## [RECORDS FOR PROCESSING]
— Start —

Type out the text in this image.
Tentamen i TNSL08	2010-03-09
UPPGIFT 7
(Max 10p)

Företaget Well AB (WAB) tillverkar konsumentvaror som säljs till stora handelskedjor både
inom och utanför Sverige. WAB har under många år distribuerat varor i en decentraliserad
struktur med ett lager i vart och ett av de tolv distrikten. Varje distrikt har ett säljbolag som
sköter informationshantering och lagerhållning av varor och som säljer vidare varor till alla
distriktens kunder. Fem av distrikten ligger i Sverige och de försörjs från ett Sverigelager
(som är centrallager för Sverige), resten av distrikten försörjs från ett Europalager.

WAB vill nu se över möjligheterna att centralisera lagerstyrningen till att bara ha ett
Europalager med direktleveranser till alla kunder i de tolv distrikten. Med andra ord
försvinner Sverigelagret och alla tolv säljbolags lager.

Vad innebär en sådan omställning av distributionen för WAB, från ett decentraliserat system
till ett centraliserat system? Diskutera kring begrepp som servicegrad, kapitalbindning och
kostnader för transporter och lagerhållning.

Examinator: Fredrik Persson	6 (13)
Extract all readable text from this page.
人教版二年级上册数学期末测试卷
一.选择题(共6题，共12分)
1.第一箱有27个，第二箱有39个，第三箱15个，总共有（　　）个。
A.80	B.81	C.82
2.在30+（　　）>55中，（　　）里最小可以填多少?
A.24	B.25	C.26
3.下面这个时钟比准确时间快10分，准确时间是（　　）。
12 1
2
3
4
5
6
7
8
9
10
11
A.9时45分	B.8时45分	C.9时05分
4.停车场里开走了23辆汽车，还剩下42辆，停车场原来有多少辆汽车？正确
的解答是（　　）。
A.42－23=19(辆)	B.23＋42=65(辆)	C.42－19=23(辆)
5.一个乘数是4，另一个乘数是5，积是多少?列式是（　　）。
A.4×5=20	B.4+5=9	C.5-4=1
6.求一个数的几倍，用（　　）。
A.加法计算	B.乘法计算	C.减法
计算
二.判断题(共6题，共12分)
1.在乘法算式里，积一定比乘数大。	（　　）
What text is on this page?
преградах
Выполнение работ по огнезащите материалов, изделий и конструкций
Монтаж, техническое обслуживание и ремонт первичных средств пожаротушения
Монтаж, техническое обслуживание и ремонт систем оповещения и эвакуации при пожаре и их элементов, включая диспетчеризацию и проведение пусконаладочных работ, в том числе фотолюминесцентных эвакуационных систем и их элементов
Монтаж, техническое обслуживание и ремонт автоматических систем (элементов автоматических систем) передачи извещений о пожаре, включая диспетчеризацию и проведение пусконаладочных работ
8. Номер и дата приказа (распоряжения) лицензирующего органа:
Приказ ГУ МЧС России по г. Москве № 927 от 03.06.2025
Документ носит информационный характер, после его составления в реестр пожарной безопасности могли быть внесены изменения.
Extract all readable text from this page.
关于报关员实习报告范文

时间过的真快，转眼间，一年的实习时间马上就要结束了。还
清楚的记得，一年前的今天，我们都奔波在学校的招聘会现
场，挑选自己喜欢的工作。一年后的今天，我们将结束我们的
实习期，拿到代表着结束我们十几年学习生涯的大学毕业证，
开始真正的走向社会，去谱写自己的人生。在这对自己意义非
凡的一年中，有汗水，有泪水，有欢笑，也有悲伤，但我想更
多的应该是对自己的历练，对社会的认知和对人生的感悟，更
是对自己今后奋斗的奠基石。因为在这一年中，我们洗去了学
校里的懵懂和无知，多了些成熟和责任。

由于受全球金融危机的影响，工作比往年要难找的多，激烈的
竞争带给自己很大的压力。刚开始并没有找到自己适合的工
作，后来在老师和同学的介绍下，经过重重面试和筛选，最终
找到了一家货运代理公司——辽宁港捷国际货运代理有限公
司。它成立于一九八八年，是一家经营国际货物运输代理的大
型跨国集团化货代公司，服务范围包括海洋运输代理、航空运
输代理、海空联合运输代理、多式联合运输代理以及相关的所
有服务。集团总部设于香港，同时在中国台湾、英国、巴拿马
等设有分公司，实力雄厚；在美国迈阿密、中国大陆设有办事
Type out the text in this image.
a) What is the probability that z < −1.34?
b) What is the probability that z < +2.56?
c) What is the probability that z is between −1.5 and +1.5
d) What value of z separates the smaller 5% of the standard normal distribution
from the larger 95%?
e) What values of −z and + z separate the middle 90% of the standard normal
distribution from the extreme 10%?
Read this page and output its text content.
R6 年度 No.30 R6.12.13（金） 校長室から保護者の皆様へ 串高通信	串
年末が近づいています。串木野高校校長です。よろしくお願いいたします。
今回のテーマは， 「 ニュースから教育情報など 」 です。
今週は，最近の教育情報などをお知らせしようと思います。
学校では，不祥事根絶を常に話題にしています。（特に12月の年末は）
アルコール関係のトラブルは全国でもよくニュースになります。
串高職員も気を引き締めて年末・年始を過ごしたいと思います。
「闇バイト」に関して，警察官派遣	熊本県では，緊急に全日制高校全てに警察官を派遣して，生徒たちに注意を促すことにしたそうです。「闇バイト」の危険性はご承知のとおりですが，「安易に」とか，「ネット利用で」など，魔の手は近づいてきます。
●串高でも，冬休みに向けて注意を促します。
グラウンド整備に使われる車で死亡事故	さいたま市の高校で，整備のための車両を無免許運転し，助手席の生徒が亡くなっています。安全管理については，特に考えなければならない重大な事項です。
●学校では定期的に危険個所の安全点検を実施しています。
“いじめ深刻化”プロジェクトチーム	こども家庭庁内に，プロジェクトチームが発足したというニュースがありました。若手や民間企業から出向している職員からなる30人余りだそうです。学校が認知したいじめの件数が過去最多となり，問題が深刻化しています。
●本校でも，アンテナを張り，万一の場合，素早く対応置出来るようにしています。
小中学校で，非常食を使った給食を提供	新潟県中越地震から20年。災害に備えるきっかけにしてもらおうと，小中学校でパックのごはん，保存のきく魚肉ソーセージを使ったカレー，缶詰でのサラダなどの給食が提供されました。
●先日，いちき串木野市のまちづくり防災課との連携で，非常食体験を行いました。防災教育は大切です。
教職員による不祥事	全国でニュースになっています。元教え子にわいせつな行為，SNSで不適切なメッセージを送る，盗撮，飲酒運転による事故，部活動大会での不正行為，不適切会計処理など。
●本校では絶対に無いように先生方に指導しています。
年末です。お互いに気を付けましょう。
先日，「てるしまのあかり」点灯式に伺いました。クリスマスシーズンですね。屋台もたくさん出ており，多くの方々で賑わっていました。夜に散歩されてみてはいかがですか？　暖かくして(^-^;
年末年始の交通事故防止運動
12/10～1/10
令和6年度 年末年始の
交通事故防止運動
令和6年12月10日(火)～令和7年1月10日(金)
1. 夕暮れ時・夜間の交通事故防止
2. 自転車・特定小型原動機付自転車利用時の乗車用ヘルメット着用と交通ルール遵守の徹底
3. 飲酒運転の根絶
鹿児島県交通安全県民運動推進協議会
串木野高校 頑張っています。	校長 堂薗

— End —

## [WORK TO COMPLETE]
Return the entries in full, keeping every line exactly as it is.

## [REPLY]
Type out the text in this image.
Tentamen i TNSL08	2010-03-09
UPPGIFT 7
(Max 10p)

Företaget Well AB (WAB) tillverkar konsumentvaror som säljs till stora handelskedjor både
inom och utanför Sverige. WAB har under många år distribuerat varor i en decentraliserad
struktur med ett lager i vart och ett av de tolv distrikten. Varje distrikt har ett säljbolag som
sköter informationshantering och lagerhållning av varor och som säljer vidare varor till alla
distriktens kunder. Fem av distrikten ligger i Sverige och de försörjs från ett Sverigelager
(som är centrallager för Sverige), resten av distrikten försörjs från ett Europalager.

WAB vill nu se över möjligheterna att centralisera lagerstyrningen till att bara ha ett
Europalager med direktleveranser till alla kunder i de tolv distrikten. Med andra ord
försvinner Sverigelagret och alla tolv säljbolags lager.

Vad innebär en sådan omställning av distributionen för WAB, från ett decentraliserat system
till ett centraliserat system? Diskutera kring begrepp som servicegrad, kapitalbindning och
kostnader för transporter och lagerhållning.

Examinator: Fredrik Persson	6 (13)
Extract all readable text from this page.
人教版二年级上册数学期末测试卷
一.选择题(共6题，共12分)
1.第一箱有27个，第二箱有39个，第三箱15个，总共有（　　）个。
A.80	B.81	C.82
2.在30+（　　）>55中，（　　）里最小可以填多少?
A.24	B.25	C.26
3.下面这个时钟比准确时间快10分，准确时间是（　　）。
12 1
2
3
4
5
6
7
8
9
10
11
A.9时45分	B.8时45分	C.9时05分
4.停车场里开走了23辆汽车，还剩下42辆，停车场原来有多少辆汽车？正确
的解答是（　　）。
A.42－23=19(辆)	B.23＋42=65(辆)	C.42－19=23(辆)
5.一个乘数是4，另一个乘数是5，积是多少?列式是（　　）。
A.4×5=20	B.4+5=9	C.5-4=1
6.求一个数的几倍，用（　　）。
A.加法计算	B.乘法计算	C.减法
计算
二.判断题(共6题，共12分)
1.在乘法算式里，积一定比乘数大。	（　　）
What text is on this page?
преградах
Выполнение работ по огнезащите материалов, изделий и конструкций
Монтаж, техническое обслуживание и ремонт первичных средств пожаротушения
Монтаж, техническое обслуживание и ремонт систем оповещения и эвакуации при пожаре и их элементов, включая диспетчеризацию и проведение пусконаладочных работ, в том числе фотолюминесцентных эвакуационных систем и их элементов
Монтаж, техническое обслуживание и ремонт автоматических систем (элементов автоматических систем) передачи извещений о пожаре, включая диспетчеризацию и проведение пусконаладочных работ
8. Номер и дата приказа (распоряжения) лицензирующего органа:
Приказ ГУ МЧС России по г. Москве № 927 от 03.06.2025
Документ носит информационный характер, после его составления в реестр пожарной безопасности могли быть внесены изменения.
Extract all readable text from this page.
关于报关员实习报告范文

时间过的真快，转眼间，一年的实习时间马上就要结束了。还
清楚的记得，一年前的今天，我们都奔波在学校的招聘会现
场，挑选自己喜欢的工作。一年后的今天，我们将结束我们的
实习期，拿到代表着结束我们十几年学习生涯的大学毕业证，
开始真正的走向社会，去谱写自己的人生。在这对自己意义非
凡的一年中，有汗水，有泪水，有欢笑，也有悲伤，但我想更
多的应该是对自己的历练，对社会的认知和对人生的感悟，更
是对自己今后奋斗的奠基石。因为在这一年中，我们洗去了学
校里的懵懂和无知，多了些成熟和责任。

由于受全球金融危机的影响，工作比往年要难找的多，激烈的
竞争带给自己很大的压力。刚开始并没有找到自己适合的工
作，后来在老师和同学的介绍下，经过重重面试和筛选，最终
找到了一家货运代理公司——辽宁港捷国际货运代理有限公
司。它成立于一九八八年，是一家经营国际货物运输代理的大
型跨国集团化货代公司，服务范围包括海洋运输代理、航空运
输代理、海空联合运输代理、多式联合运输代理以及相关的所
有服务。集团总部设于香港，同时在中国台湾、英国、巴拿马
等设有分公司，实力雄厚；在美国迈阿密、中国大陆设有办事
Type out the text in this image.
a) What is the probability that z < −1.34?
b) What is the probability that z < +2.56?
c) What is the probability that z is between −1.5 and +1.5
d) What value of z separates the smaller 5% of the standard normal distribution
from the larger 95%?
e) What values of −z and + z separate the middle 90% of the standard normal
distribution from the extreme 10%?
Read this page and output its text content.
R6 年度 No.30 R6.12.13（金） 校長室から保護者の皆様へ 串高通信	串
年末が近づいています。串木野高校校長です。よろしくお願いいたします。
今回のテーマは， 「 ニュースから教育情報など 」 です。
今週は，最近の教育情報などをお知らせしようと思います。
学校では，不祥事根絶を常に話題にしています。（特に12月の年末は）
アルコール関係のトラブルは全国でもよくニュースになります。
串高職員も気を引き締めて年末・年始を過ごしたいと思います。
「闇バイト」に関して，警察官派遣	熊本県では，緊急に全日制高校全てに警察官を派遣して，生徒たちに注意を促すことにしたそうです。「闇バイト」の危険性はご承知のとおりですが，「安易に」とか，「ネット利用で」など，魔の手は近づいてきます。
●串高でも，冬休みに向けて注意を促します。
グラウンド整備に使われる車で死亡事故	さいたま市の高校で，整備のための車両を無免許運転し，助手席の生徒が亡くなっています。安全管理については，特に考えなければならない重大な事項です。
●学校では定期的に危険個所の安全点検を実施しています。
“いじめ深刻化”プロジェクトチーム	こども家庭庁内に，プロジェクトチームが発足したというニュースがありました。若手や民間企業から出向している職員からなる30人余りだそうです。学校が認知したいじめの件数が過去最多となり，問題が深刻化しています。
●本校でも，アンテナを張り，万一の場合，素早く対応置出来るようにしています。
小中学校で，非常食を使った給食を提供	新潟県中越地震から20年。災害に備えるきっかけにしてもらおうと，小中学校でパックのごはん，保存のきく魚肉ソーセージを使ったカレー，缶詰でのサラダなどの給食が提供されました。
●先日，いちき串木野市のまちづくり防災課との連携で，非常食体験を行いました。防災教育は大切です。
教職員による不祥事	全国でニュースになっています。元教え子にわいせつな行為，SNSで不適切なメッセージを送る，盗撮，飲酒運転による事故，部活動大会での不正行為，不適切会計処理など。
●本校では絶対に無いように先生方に指導しています。
年末です。お互いに気を付けましょう。
先日，「てるしまのあかり」点灯式に伺いました。クリスマスシーズンですね。屋台もたくさん出ており，多くの方々で賑わっていました。夜に散歩されてみてはいかがですか？　暖かくして(^-^;
年末年始の交通事故防止運動
12/10～1/10
令和6年度 年末年始の
交通事故防止運動
令和6年12月10日(火)～令和7年1月10日(金)
1. 夕暮れ時・夜間の交通事故防止
2. 自転車・特定小型原動機付自転車利用時の乗車用ヘルメット着用と交通ルール遵守の徹底
3. 飲酒運転の根絶
鹿児島県交通安全県民運動推進協議会
串木野高校 頑張っています。	校長 堂薗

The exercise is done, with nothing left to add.